YOUR OBJECTIVE
Wherever the string "text" occurs in a line of these records, report that line.

────

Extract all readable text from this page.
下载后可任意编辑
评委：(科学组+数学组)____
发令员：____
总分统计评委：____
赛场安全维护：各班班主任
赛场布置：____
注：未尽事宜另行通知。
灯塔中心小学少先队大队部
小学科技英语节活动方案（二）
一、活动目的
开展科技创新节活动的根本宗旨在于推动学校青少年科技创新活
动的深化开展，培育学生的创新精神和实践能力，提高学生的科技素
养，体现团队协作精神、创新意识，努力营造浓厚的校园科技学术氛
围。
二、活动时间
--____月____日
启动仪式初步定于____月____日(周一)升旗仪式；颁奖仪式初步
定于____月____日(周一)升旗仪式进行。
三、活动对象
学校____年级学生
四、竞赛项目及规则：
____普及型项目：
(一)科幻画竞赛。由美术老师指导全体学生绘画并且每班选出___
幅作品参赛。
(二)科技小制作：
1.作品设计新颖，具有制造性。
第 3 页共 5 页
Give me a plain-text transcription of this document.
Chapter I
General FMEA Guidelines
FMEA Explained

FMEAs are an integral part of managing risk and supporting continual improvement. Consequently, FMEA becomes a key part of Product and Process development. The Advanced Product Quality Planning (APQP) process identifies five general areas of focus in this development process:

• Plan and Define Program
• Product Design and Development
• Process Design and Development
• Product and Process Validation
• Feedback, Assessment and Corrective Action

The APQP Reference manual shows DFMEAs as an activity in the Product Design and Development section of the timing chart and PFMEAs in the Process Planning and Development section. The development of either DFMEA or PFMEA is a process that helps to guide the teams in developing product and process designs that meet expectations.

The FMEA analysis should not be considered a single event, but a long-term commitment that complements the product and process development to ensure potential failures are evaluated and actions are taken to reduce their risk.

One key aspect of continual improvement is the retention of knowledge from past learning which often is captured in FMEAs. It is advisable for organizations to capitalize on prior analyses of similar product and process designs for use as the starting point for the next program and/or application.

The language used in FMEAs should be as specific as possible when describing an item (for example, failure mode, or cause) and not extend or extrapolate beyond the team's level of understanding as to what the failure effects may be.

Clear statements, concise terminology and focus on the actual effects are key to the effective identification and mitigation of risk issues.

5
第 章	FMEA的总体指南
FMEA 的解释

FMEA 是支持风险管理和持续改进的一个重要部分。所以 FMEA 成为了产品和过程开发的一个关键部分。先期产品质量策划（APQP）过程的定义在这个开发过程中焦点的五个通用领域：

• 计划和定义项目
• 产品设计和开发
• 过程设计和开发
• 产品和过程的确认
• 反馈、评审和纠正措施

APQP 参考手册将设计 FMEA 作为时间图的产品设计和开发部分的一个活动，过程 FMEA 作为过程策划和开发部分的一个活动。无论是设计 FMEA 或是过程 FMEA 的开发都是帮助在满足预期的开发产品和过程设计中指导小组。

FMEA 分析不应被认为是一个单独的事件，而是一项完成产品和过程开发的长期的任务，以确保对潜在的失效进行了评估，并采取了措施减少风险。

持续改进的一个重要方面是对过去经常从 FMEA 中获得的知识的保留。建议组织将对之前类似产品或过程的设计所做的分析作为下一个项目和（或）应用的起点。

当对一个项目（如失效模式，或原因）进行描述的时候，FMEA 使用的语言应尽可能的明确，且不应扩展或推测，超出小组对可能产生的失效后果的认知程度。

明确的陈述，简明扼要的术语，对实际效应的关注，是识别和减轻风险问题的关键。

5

────

SOLVED PROBLEM
Extract all readable text from this page.
Give me a plain-text transcription of this document.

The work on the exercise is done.